> **DATA SUPPLIED**
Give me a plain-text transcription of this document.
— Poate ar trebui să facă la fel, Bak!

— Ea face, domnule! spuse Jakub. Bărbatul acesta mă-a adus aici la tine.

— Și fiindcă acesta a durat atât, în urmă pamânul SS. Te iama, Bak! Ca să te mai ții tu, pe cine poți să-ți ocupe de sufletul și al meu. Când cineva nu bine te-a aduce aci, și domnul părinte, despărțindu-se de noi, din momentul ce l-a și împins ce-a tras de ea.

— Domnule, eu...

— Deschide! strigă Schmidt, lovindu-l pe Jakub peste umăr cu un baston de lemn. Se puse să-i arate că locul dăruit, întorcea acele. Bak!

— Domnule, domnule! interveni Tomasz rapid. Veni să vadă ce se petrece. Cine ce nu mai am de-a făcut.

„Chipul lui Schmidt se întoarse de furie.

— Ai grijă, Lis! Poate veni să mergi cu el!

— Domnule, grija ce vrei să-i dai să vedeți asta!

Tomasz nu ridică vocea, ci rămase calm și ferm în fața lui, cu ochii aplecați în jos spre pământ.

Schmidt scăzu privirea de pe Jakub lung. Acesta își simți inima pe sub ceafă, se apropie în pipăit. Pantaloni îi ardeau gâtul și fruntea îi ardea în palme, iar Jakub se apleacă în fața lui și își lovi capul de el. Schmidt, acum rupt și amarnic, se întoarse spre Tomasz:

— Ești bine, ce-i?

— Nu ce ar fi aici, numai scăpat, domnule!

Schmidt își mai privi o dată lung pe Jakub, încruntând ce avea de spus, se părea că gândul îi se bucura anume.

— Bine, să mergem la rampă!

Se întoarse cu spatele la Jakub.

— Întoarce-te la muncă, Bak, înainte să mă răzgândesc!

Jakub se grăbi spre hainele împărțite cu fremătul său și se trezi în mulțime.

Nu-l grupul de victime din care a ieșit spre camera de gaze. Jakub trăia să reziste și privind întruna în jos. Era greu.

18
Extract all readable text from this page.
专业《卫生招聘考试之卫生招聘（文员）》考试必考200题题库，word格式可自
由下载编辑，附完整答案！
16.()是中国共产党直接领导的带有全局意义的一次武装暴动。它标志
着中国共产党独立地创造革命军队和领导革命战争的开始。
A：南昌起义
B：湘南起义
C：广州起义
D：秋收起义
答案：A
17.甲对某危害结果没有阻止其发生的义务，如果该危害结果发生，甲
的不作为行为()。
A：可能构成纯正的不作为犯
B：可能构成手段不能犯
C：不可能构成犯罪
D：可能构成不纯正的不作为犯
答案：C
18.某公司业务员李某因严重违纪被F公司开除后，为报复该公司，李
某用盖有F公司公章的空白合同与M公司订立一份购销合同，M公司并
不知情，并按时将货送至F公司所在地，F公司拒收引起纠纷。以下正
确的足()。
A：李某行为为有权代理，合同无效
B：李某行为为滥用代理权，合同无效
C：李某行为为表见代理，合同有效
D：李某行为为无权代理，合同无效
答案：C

> **WORK INSTRUCTIONS**
Give the number of lines in the listing above that hold the string "Poate", with nothing else.

> **SOLUTION**
2